> [GIVEN EXERCISE]
Reproduce every line of the records below exactly, leaving out the pictures.

(Bounding box annotation records)
* * * * * * *

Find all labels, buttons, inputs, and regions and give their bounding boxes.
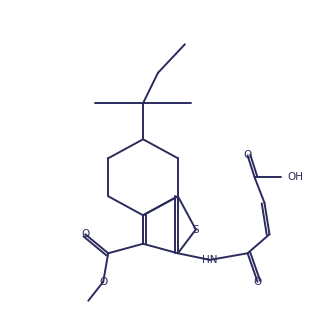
Text: O: O [81, 229, 90, 239]
Text: OH: OH [287, 172, 303, 182]
Text: O: O [243, 150, 252, 161]
Text: S: S [193, 225, 199, 234]
Text: HN: HN [202, 255, 217, 265]
Text: O: O [253, 277, 262, 287]
Text: O: O [99, 277, 107, 287]
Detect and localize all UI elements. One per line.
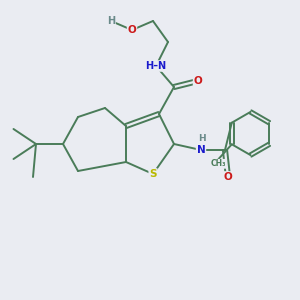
Text: CH₃: CH₃ [211,159,226,168]
Text: H: H [198,134,206,143]
Text: O: O [224,172,232,182]
Text: N: N [196,145,206,155]
Text: O: O [128,25,136,35]
Text: O: O [194,76,202,86]
Text: H–N: H–N [146,61,167,71]
Text: H: H [107,16,115,26]
Text: S: S [149,169,157,179]
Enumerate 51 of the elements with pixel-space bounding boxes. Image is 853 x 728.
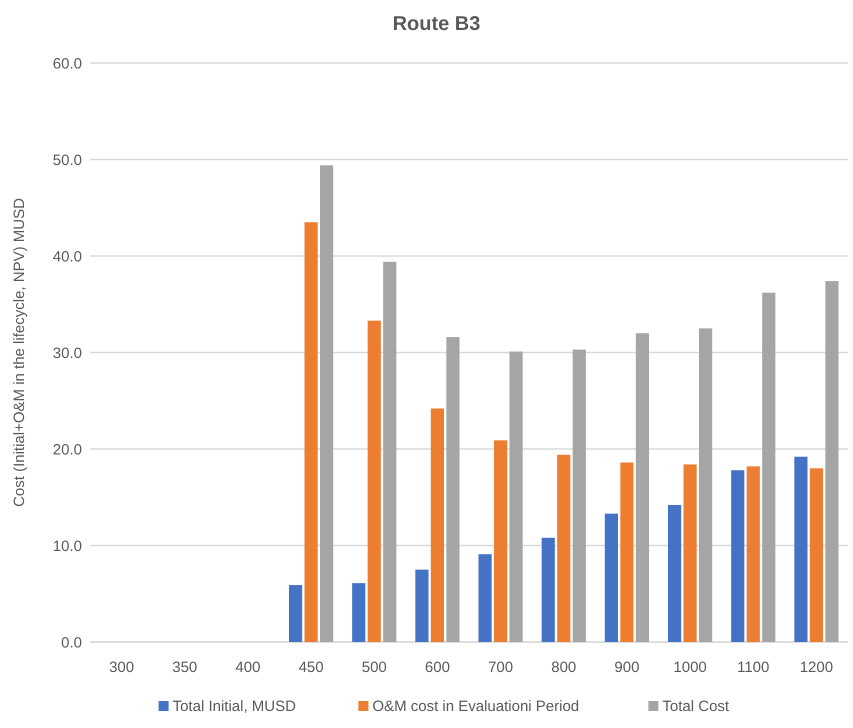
y-tick-label: 10.0 bbox=[52, 538, 82, 555]
bar bbox=[494, 440, 508, 642]
bar bbox=[478, 554, 492, 642]
bar bbox=[572, 350, 586, 642]
bar bbox=[510, 352, 523, 642]
x-tick-label: 400 bbox=[235, 659, 260, 676]
x-tick-label: 1200 bbox=[800, 659, 834, 676]
legend-label: Total Initial, MUSD bbox=[172, 698, 296, 715]
x-tick-label: 1100 bbox=[737, 659, 770, 676]
x-tick-label: 500 bbox=[362, 659, 387, 676]
y-tick-label: 60.0 bbox=[52, 55, 82, 72]
legend-label: O&M cost in Evaluationi Period bbox=[372, 698, 580, 715]
bar bbox=[352, 583, 366, 642]
bar bbox=[383, 262, 396, 642]
x-tick-label: 700 bbox=[488, 659, 514, 676]
y-tick-label: 0.0 bbox=[61, 634, 82, 652]
x-tick-label: 600 bbox=[424, 659, 450, 676]
y-tick-label: 20.0 bbox=[52, 441, 82, 458]
bar bbox=[762, 292, 776, 642]
bar bbox=[620, 462, 634, 642]
x-tick-label: 800 bbox=[551, 659, 576, 676]
bar bbox=[825, 281, 839, 642]
x-tick-label: 350 bbox=[172, 659, 198, 676]
bar bbox=[746, 466, 760, 642]
bar bbox=[668, 504, 682, 642]
x-tick-label: 900 bbox=[614, 659, 640, 676]
bar bbox=[415, 570, 428, 642]
bar bbox=[731, 470, 744, 642]
y-tick-label: 30.0 bbox=[52, 344, 82, 362]
bar bbox=[542, 538, 555, 642]
bar bbox=[557, 454, 570, 642]
x-tick-label: 1000 bbox=[673, 659, 707, 676]
bar bbox=[636, 333, 650, 642]
bar bbox=[699, 328, 712, 642]
bar bbox=[288, 585, 302, 642]
legend-label: Total Cost bbox=[662, 698, 730, 715]
bar bbox=[446, 337, 460, 642]
y-tick-label: 40.0 bbox=[52, 248, 82, 266]
bar bbox=[430, 408, 444, 642]
x-tick-label: 450 bbox=[298, 659, 324, 676]
bar bbox=[810, 468, 824, 642]
x-tick-label: 300 bbox=[109, 659, 134, 676]
bar bbox=[794, 456, 808, 642]
bar bbox=[604, 514, 618, 642]
bar bbox=[683, 464, 697, 642]
y-axis-title: Cost (Initial+O&M in the lifecycle, NPV) MUSD bbox=[11, 198, 28, 507]
chart-title: Route B3 bbox=[392, 13, 480, 35]
bar bbox=[320, 165, 334, 642]
y-tick-label: 50.0 bbox=[52, 152, 82, 169]
bar bbox=[304, 222, 318, 642]
bar bbox=[368, 320, 381, 642]
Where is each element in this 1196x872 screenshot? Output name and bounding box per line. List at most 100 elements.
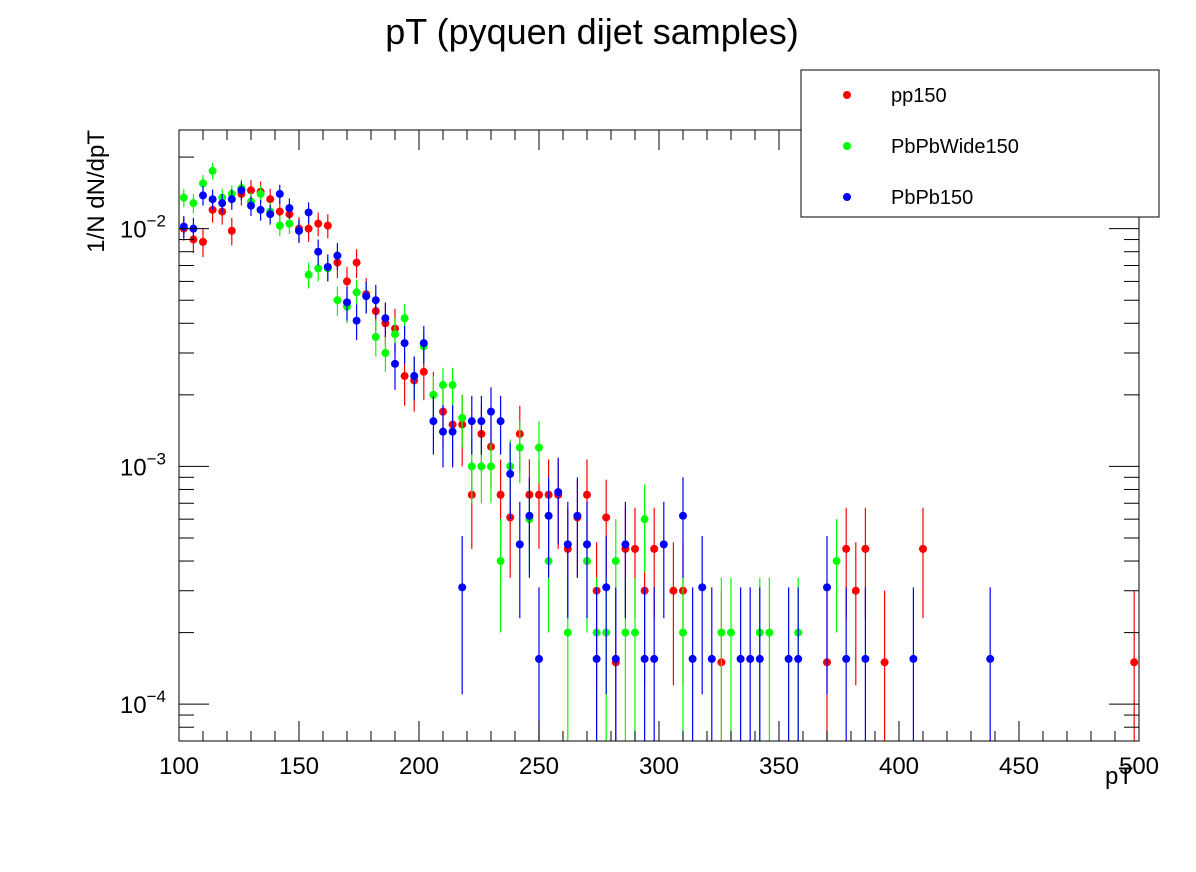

* * * * * * *

> [REPLY TO THE EXERCISE]
Find all labels, buttons, inputs, and regions and give their bounding boxes.
Text: O: O [81, 229, 90, 239]
Text: OH: OH [287, 172, 303, 182]
Text: O: O [243, 150, 252, 161]
Text: S: S [193, 225, 199, 234]
Text: HN: HN [202, 255, 217, 265]
Text: O: O [253, 277, 262, 287]
Text: O: O [99, 277, 107, 287]
Detect and localize all UI elements. One per line.
Text: CH₃: CH₃ [211,159,226,168]
Text: H: H [198,134,206,143]
Text: O: O [224,172,232,182]
Text: N: N [196,145,206,155]
Text: O: O [128,25,136,35]
Text: O: O [194,76,202,86]
Text: H–N: H–N [146,61,167,71]
Text: H: H [107,16,115,26]
Text: S: S [149,169,157,179]
Enumerate 51 of the elements with pixel-space bounding boxes. Image is 853 x 728.
y-tick-label: 10.0 bbox=[52, 538, 82, 555]
bar bbox=[494, 440, 508, 642]
bar bbox=[478, 554, 492, 642]
bar bbox=[572, 350, 586, 642]
bar bbox=[510, 352, 523, 642]
x-tick-label: 400 bbox=[235, 659, 260, 676]
x-tick-label: 1200 bbox=[800, 659, 834, 676]
legend-label: Total Initial, MUSD bbox=[172, 698, 296, 715]
x-tick-label: 1100 bbox=[737, 659, 770, 676]
x-tick-label: 500 bbox=[362, 659, 387, 676]
y-tick-label: 60.0 bbox=[52, 55, 82, 72]
legend-label: O&M cost in Evaluationi Period bbox=[372, 698, 580, 715]
bar bbox=[352, 583, 366, 642]
bar bbox=[383, 262, 396, 642]
x-tick-label: 700 bbox=[488, 659, 514, 676]
y-tick-label: 0.0 bbox=[61, 634, 82, 652]
x-tick-label: 600 bbox=[424, 659, 450, 676]
y-tick-label: 20.0 bbox=[52, 441, 82, 458]
bar bbox=[762, 292, 776, 642]
bar bbox=[620, 462, 634, 642]
x-tick-label: 800 bbox=[551, 659, 576, 676]
bar bbox=[825, 281, 839, 642]
x-tick-label: 350 bbox=[172, 659, 198, 676]
bar bbox=[746, 466, 760, 642]
bar bbox=[668, 504, 682, 642]
x-tick-label: 900 bbox=[614, 659, 640, 676]
bar bbox=[415, 570, 428, 642]
bar bbox=[731, 470, 744, 642]
y-tick-label: 30.0 bbox=[52, 344, 82, 362]
bar bbox=[542, 538, 555, 642]
bar bbox=[557, 454, 570, 642]
x-tick-label: 1000 bbox=[673, 659, 707, 676]
bar bbox=[636, 333, 650, 642]
bar bbox=[699, 328, 712, 642]
bar bbox=[288, 585, 302, 642]
legend-label: Total Cost bbox=[662, 698, 730, 715]
bar bbox=[446, 337, 460, 642]
y-tick-label: 40.0 bbox=[52, 248, 82, 266]
bar bbox=[430, 408, 444, 642]
x-tick-label: 450 bbox=[298, 659, 324, 676]
bar bbox=[810, 468, 824, 642]
x-tick-label: 300 bbox=[109, 659, 134, 676]
bar bbox=[794, 456, 808, 642]
bar bbox=[604, 514, 618, 642]
bar bbox=[683, 464, 697, 642]
y-axis-title: Cost (Initial+O&M in the lifecycle, NPV) MUSD bbox=[11, 198, 28, 507]
chart-title: Route B3 bbox=[392, 13, 480, 35]
bar bbox=[320, 165, 334, 642]
y-tick-label: 50.0 bbox=[52, 152, 82, 169]
bar bbox=[304, 222, 318, 642]
bar bbox=[368, 320, 381, 642]
Where is each element in this 1196x872 screenshot? Output name and bounding box per line. List at most 100 elements.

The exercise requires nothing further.